Stored records:
--
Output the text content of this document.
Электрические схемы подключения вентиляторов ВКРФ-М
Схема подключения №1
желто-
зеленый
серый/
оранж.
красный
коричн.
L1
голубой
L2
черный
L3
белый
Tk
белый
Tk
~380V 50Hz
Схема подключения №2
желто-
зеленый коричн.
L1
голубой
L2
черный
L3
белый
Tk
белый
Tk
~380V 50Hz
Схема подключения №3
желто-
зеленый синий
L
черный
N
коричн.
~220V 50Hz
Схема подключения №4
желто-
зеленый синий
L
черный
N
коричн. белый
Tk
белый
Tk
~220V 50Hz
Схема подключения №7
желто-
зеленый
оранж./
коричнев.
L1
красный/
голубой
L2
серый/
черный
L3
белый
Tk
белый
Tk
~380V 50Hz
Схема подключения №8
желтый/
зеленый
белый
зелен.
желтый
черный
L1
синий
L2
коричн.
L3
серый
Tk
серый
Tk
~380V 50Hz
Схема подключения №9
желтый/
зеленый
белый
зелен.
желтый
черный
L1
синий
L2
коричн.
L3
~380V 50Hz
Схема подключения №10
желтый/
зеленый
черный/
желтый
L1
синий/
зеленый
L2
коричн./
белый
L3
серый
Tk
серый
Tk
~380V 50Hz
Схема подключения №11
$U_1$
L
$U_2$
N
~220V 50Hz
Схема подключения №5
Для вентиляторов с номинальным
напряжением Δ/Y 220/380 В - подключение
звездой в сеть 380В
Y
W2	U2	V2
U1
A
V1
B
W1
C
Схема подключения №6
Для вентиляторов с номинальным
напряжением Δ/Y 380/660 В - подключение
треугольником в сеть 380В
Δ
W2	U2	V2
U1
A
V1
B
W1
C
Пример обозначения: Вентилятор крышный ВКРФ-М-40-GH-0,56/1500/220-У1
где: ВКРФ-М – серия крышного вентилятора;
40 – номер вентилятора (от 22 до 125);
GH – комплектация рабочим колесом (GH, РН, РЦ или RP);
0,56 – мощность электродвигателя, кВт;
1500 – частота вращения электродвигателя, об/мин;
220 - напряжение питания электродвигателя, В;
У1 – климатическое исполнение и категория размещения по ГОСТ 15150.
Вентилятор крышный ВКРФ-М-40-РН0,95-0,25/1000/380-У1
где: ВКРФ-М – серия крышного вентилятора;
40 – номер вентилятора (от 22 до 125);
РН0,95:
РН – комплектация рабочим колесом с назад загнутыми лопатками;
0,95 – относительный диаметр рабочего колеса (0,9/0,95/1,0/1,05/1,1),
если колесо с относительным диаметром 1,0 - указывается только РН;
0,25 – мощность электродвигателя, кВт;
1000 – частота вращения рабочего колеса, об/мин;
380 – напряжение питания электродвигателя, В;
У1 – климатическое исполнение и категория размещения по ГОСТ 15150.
--
= EXERCISE DETAILS =
Reproduce each entry from the records above, character for character.

= OUTPUT BELOW =
Output the text content of this document.
Электрические схемы подключения вентиляторов ВКРФ-М
Схема подключения №1
желто-
зеленый
серый/
оранж.
красный
коричн.
L1
голубой
L2
черный
L3
белый
Tk
белый
Tk
~380V 50Hz
Схема подключения №2
желто-
зеленый коричн.
L1
голубой
L2
черный
L3
белый
Tk
белый
Tk
~380V 50Hz
Схема подключения №3
желто-
зеленый синий
L
черный
N
коричн.
~220V 50Hz
Схема подключения №4
желто-
зеленый синий
L
черный
N
коричн. белый
Tk
белый
Tk
~220V 50Hz
Схема подключения №7
желто-
зеленый
оранж./
коричнев.
L1
красный/
голубой
L2
серый/
черный
L3
белый
Tk
белый
Tk
~380V 50Hz
Схема подключения №8
желтый/
зеленый
белый
зелен.
желтый
черный
L1
синий
L2
коричн.
L3
серый
Tk
серый
Tk
~380V 50Hz
Схема подключения №9
желтый/
зеленый
белый
зелен.
желтый
черный
L1
синий
L2
коричн.
L3
~380V 50Hz
Схема подключения №10
желтый/
зеленый
черный/
желтый
L1
синий/
зеленый
L2
коричн./
белый
L3
серый
Tk
серый
Tk
~380V 50Hz
Схема подключения №11
$U_1$
L
$U_2$
N
~220V 50Hz
Схема подключения №5
Для вентиляторов с номинальным
напряжением Δ/Y 220/380 В - подключение
звездой в сеть 380В
Y
W2	U2	V2
U1
A
V1
B
W1
C
Схема подключения №6
Для вентиляторов с номинальным
напряжением Δ/Y 380/660 В - подключение
треугольником в сеть 380В
Δ
W2	U2	V2
U1
A
V1
B
W1
C
Пример обозначения: Вентилятор крышный ВКРФ-М-40-GH-0,56/1500/220-У1
где: ВКРФ-М – серия крышного вентилятора;
40 – номер вентилятора (от 22 до 125);
GH – комплектация рабочим колесом (GH, РН, РЦ или RP);
0,56 – мощность электродвигателя, кВт;
1500 – частота вращения электродвигателя, об/мин;
220 - напряжение питания электродвигателя, В;
У1 – климатическое исполнение и категория размещения по ГОСТ 15150.
Вентилятор крышный ВКРФ-М-40-РН0,95-0,25/1000/380-У1
где: ВКРФ-М – серия крышного вентилятора;
40 – номер вентилятора (от 22 до 125);
РН0,95:
РН – комплектация рабочим колесом с назад загнутыми лопатками;
0,95 – относительный диаметр рабочего колеса (0,9/0,95/1,0/1,05/1,1),
если колесо с относительным диаметром 1,0 - указывается только РН;
0,25 – мощность электродвигателя, кВт;
1000 – частота вращения рабочего колеса, об/мин;
380 – напряжение питания электродвигателя, В;
У1 – климатическое исполнение и категория размещения по ГОСТ 15150.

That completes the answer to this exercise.